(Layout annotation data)
-- START --

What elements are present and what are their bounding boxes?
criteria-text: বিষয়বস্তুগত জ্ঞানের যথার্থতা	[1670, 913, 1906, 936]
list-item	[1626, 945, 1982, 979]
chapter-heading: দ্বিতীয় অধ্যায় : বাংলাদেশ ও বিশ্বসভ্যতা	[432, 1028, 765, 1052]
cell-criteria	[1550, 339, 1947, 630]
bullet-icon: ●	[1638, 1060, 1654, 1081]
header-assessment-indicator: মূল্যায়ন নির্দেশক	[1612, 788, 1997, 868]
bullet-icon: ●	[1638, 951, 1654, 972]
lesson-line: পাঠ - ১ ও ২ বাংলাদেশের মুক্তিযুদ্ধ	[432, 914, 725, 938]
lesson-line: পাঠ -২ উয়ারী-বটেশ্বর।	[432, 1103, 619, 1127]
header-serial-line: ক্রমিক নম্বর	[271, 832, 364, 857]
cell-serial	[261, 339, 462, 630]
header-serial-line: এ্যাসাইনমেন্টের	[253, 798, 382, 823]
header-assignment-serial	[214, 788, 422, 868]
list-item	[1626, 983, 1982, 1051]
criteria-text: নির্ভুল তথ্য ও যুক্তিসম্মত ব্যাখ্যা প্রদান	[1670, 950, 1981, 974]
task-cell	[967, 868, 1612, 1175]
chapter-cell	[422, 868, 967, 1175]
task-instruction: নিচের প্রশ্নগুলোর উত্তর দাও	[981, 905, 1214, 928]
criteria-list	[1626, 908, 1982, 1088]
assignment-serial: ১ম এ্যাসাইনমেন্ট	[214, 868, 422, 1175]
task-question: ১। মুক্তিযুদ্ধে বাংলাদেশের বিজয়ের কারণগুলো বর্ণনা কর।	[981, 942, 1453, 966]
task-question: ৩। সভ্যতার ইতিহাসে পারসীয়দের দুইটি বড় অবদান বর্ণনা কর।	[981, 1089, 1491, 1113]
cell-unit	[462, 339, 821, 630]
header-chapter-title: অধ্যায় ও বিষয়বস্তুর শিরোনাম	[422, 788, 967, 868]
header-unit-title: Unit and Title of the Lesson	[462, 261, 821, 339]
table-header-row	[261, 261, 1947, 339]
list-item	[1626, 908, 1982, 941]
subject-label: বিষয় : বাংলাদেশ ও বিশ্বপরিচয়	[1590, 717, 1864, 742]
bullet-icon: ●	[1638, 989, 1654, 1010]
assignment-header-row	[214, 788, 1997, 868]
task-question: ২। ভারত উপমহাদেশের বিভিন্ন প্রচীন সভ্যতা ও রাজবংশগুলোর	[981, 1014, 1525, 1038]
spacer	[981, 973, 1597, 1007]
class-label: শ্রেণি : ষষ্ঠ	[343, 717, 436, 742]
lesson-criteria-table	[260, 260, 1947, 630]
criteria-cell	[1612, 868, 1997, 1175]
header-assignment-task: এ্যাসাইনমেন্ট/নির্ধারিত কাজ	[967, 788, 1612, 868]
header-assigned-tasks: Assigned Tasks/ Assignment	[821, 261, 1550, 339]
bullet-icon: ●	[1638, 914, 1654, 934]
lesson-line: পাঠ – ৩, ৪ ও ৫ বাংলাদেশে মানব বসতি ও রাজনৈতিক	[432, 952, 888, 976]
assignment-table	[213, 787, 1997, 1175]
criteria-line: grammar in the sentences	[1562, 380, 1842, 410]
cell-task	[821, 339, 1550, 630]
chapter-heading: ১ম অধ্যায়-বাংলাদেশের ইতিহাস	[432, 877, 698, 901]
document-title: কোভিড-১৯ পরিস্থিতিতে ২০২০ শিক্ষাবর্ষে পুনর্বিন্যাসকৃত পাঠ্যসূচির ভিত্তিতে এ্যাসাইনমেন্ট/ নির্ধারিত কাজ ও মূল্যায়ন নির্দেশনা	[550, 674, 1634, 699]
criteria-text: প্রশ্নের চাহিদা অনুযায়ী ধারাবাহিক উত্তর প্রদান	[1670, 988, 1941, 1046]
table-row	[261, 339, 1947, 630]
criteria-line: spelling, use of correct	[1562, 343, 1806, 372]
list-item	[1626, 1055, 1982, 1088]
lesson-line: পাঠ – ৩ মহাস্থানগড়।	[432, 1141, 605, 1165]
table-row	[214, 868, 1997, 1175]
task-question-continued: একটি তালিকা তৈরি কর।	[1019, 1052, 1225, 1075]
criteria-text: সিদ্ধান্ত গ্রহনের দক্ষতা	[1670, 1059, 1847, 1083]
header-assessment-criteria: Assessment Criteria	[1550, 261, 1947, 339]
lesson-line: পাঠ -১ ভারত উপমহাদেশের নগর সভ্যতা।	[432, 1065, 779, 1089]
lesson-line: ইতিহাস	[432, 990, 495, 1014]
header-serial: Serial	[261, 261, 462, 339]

-- END --

WRITTEN EXERCISE :: Retype every line of the rows above with no changes.

WRITTEN RESPONSE ::
What elements are present and what are their bounding boxes?
criteria-text: বিষয়বস্তুগত জ্ঞানের যথার্থতা	[1670, 913, 1906, 936]
list-item	[1626, 945, 1982, 979]
chapter-heading: দ্বিতীয় অধ্যায় : বাংলাদেশ ও বিশ্বসভ্যতা	[432, 1028, 765, 1052]
cell-criteria	[1550, 339, 1947, 630]
bullet-icon: ●	[1638, 1060, 1654, 1081]
header-assessment-indicator: মূল্যায়ন নির্দেশক	[1612, 788, 1997, 868]
bullet-icon: ●	[1638, 951, 1654, 972]
lesson-line: পাঠ - ১ ও ২ বাংলাদেশের মুক্তিযুদ্ধ	[432, 914, 725, 938]
lesson-line: পাঠ -২ উয়ারী-বটেশ্বর।	[432, 1103, 619, 1127]
header-serial-line: ক্রমিক নম্বর	[271, 832, 364, 857]
cell-serial	[261, 339, 462, 630]
header-serial-line: এ্যাসাইনমেন্টের	[253, 798, 382, 823]
header-assignment-serial	[214, 788, 422, 868]
list-item	[1626, 983, 1982, 1051]
criteria-text: নির্ভুল তথ্য ও যুক্তিসম্মত ব্যাখ্যা প্রদান	[1670, 950, 1981, 974]
task-cell	[967, 868, 1612, 1175]
chapter-cell	[422, 868, 967, 1175]
task-instruction: নিচের প্রশ্নগুলোর উত্তর দাও	[981, 905, 1214, 928]
criteria-list	[1626, 908, 1982, 1088]
assignment-serial: ১ম এ্যাসাইনমেন্ট	[214, 868, 422, 1175]
task-question: ১। মুক্তিযুদ্ধে বাংলাদেশের বিজয়ের কারণগুলো বর্ণনা কর।	[981, 942, 1453, 966]
task-question: ৩। সভ্যতার ইতিহাসে পারসীয়দের দুইটি বড় অবদান বর্ণনা কর।	[981, 1089, 1491, 1113]
cell-unit	[462, 339, 821, 630]
header-chapter-title: অধ্যায় ও বিষয়বস্তুর শিরোনাম	[422, 788, 967, 868]
header-unit-title: Unit and Title of the Lesson	[462, 261, 821, 339]
table-header-row	[261, 261, 1947, 339]
list-item	[1626, 908, 1982, 941]
subject-label: বিষয় : বাংলাদেশ ও বিশ্বপরিচয়	[1590, 717, 1864, 742]
bullet-icon: ●	[1638, 989, 1654, 1010]
assignment-header-row	[214, 788, 1997, 868]
task-question: ২। ভারত উপমহাদেশের বিভিন্ন প্রচীন সভ্যতা ও রাজবংশগুলোর	[981, 1014, 1525, 1038]
spacer	[981, 973, 1597, 1007]
class-label: শ্রেণি : ষষ্ঠ	[343, 717, 436, 742]
lesson-criteria-table	[260, 260, 1947, 630]
criteria-cell	[1612, 868, 1997, 1175]
header-assignment-task: এ্যাসাইনমেন্ট/নির্ধারিত কাজ	[967, 788, 1612, 868]
header-assigned-tasks: Assigned Tasks/ Assignment	[821, 261, 1550, 339]
bullet-icon: ●	[1638, 914, 1654, 934]
lesson-line: পাঠ – ৩, ৪ ও ৫ বাংলাদেশে মানব বসতি ও রাজনৈতিক	[432, 952, 888, 976]
assignment-table	[213, 787, 1997, 1175]
criteria-line: grammar in the sentences	[1562, 380, 1842, 410]
cell-task	[821, 339, 1550, 630]
chapter-heading: ১ম অধ্যায়-বাংলাদেশের ইতিহাস	[432, 877, 698, 901]
document-title: কোভিড-১৯ পরিস্থিতিতে ২০২০ শিক্ষাবর্ষে পুনর্বিন্যাসকৃত পাঠ্যসূচির ভিত্তিতে এ্যাসাইনমেন্ট/ নির্ধারিত কাজ ও মূল্যায়ন নির্দেশনা	[550, 674, 1634, 699]
criteria-text: প্রশ্নের চাহিদা অনুযায়ী ধারাবাহিক উত্তর প্রদান	[1670, 988, 1941, 1046]
table-row	[261, 339, 1947, 630]
criteria-line: spelling, use of correct	[1562, 343, 1806, 372]
list-item	[1626, 1055, 1982, 1088]
lesson-line: পাঠ – ৩ মহাস্থানগড়।	[432, 1141, 605, 1165]
table-row	[214, 868, 1997, 1175]
task-question-continued: একটি তালিকা তৈরি কর।	[1019, 1052, 1225, 1075]
criteria-text: সিদ্ধান্ত গ্রহনের দক্ষতা	[1670, 1059, 1847, 1083]
header-assessment-criteria: Assessment Criteria	[1550, 261, 1947, 339]
lesson-line: পাঠ -১ ভারত উপমহাদেশের নগর সভ্যতা।	[432, 1065, 779, 1089]
lesson-line: ইতিহাস	[432, 990, 495, 1014]
header-serial: Serial	[261, 261, 462, 339]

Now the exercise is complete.